### SHORT EXERCISE:
Look through the data for the string "Galeries". Copy every line where it is found.

(Data entries)
------------------------------------------------------------

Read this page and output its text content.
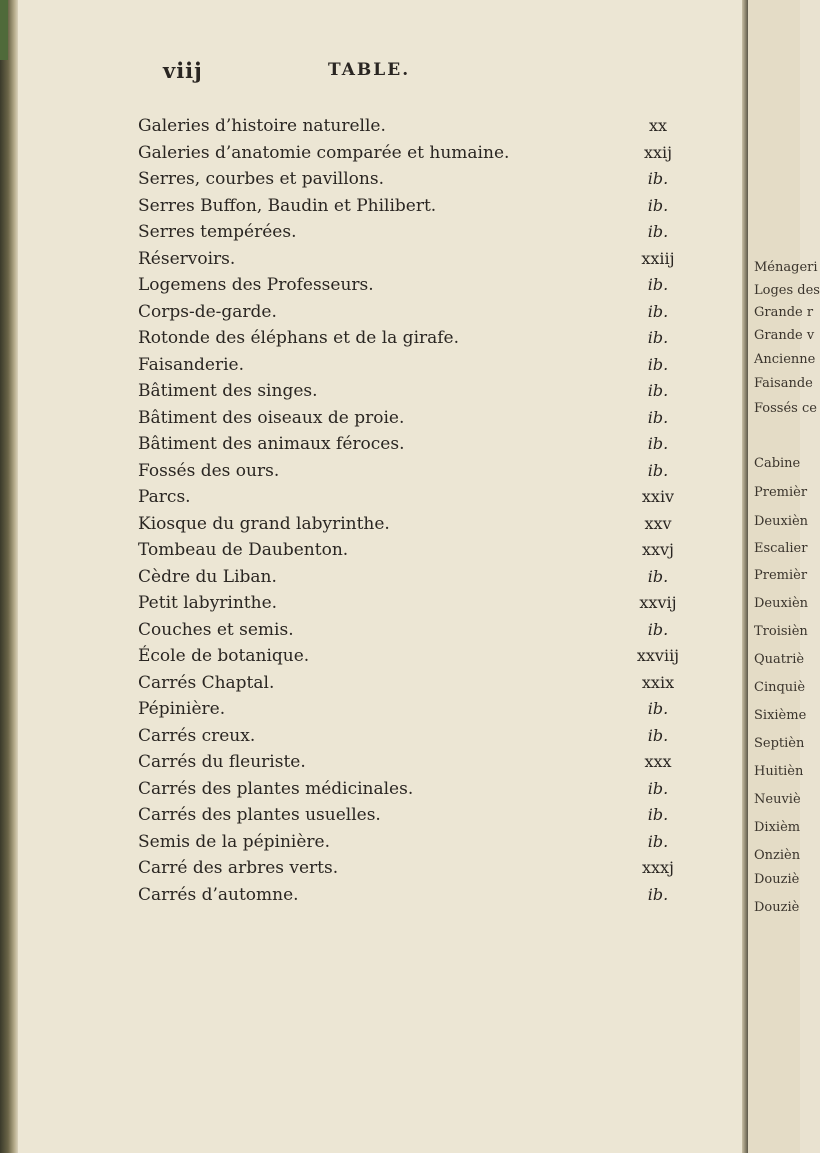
viij	TABLE.
Galeries d’histoire naturelle.	xx
Galeries d’anatomie comparée et humaine.	xxij
Serres, courbes et pavillons.	ib.
Serres Buffon, Baudin et Philibert.	ib.
Serres tempérées.	ib.
Réservoirs.	xxiij
Logemens des Professeurs.	ib.
Corps-de-garde.	ib.
Rotonde des éléphans et de la girafe.	ib.
Faisanderie.	ib.
Bâtiment des singes.	ib.
Bâtiment des oiseaux de proie.	ib.
Bâtiment des animaux féroces.	ib.
Fossés des ours.	ib.
Parcs.	xxiv
Kiosque du grand labyrinthe.	xxv
Tombeau de Daubenton.	xxvj
Cèdre du Liban.	ib.
Petit labyrinthe.	xxvij
Couches et semis.	ib.
École de botanique.	xxviij
Carrés Chaptal.	xxix
Pépinière.	ib.
Carrés creux.	ib.
Carrés du fleuriste.	xxx
Carrés des plantes médicinales.	ib.
Carrés des plantes usuelles.	ib.
Semis de la pépinière.	ib.
Carré des arbres verts.	xxxj
Carrés d’automne.	ib.
Ménageri
Loges des
Grande r
Grande v
Ancienne
Faisande
Fossés ce
Cabine
Premièr
Deuxièn
Escalier
Premièr
Deuxièn
Troisièn
Quatriè
Cinquiè
Sixième
Septièn
Huitièn
Neuviè
Dixièm
Onzièn
Douziè
Douziè
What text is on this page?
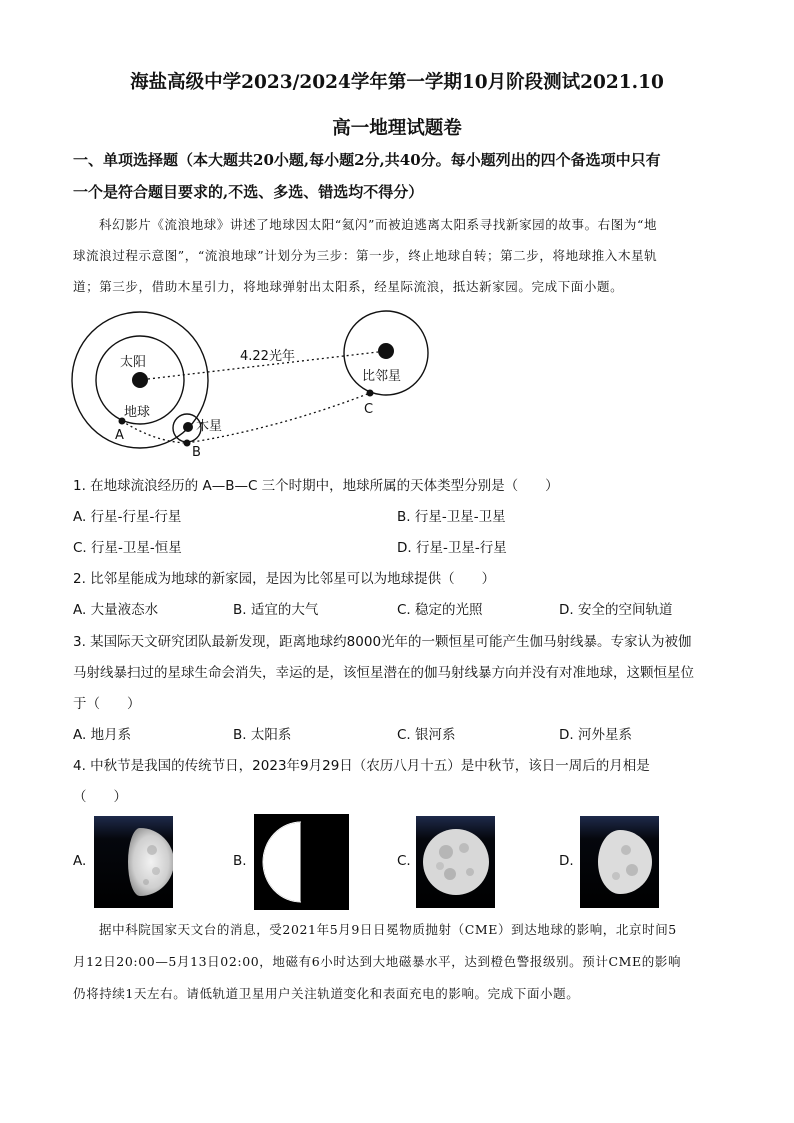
海盐高级中学2023/2024学年第一学期10月阶段测试2021.10
高一地理试题卷
一、单项选择题（本大题共20小题,每小题2分,共40分。每小题列出的四个备选项中只有
一个是符合题目要求的,不选、多选、错选均不得分）
科幻影片《流浪地球》讲述了地球因太阳“氦闪”而被迫逃离太阳系寻找新家园的故事。右图为“地
球流浪过程示意图”，“流浪地球”计划分为三步：第一步，终止地球自转；第二步，将地球推入木星轨
道；第三步，借助木星引力，将地球弹射出太阳系，经星际流浪，抵达新家园。完成下面小题。
太阳
地球
木星
比邻星
4.22光年
A
B
C
1. 在地球流浪经历的 A—B—C 三个时期中，地球所属的天体类型分别是（　　）
A. 行星-行星-行星	B. 行星-卫星-卫星
C. 行星-卫星-恒星	D. 行星-卫星-行星
2. 比邻星能成为地球的新家园，是因为比邻星可以为地球提供（　　）
A. 大量液态水	B. 适宜的大气	C. 稳定的光照	D. 安全的空间轨道
3. 某国际天文研究团队最新发现，距离地球约8000光年的一颗恒星可能产生伽马射线暴。专家认为被伽
马射线暴扫过的星球生命会消失，幸运的是，该恒星潜在的伽马射线暴方向并没有对准地球，这颗恒星位
于（　　）
A. 地月系	B. 太阳系	C. 银河系	D. 河外星系
4. 中秋节是我国的传统节日，2023年9月29日（农历八月十五）是中秋节，该日一周后的月相是
（　　）
A.	B.	C.	D.
据中科院国家天文台的消息，受2021年5月9日日冕物质抛射（CME）到达地球的影响，北京时间5
月12日20:00—5月13日02:00，地磁有6小时达到大地磁暴水平，达到橙色警报级别。预计CME的影响
仍将持续1天左右。请低轨道卫星用户关注轨道变化和表面充电的影响。完成下面小题。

------------------------------------------------------------

### OUTPUT FOR THIS EXERCISE:
Galeries d’histoire naturelle.	xx
Galeries d’anatomie comparée et humaine.	xxij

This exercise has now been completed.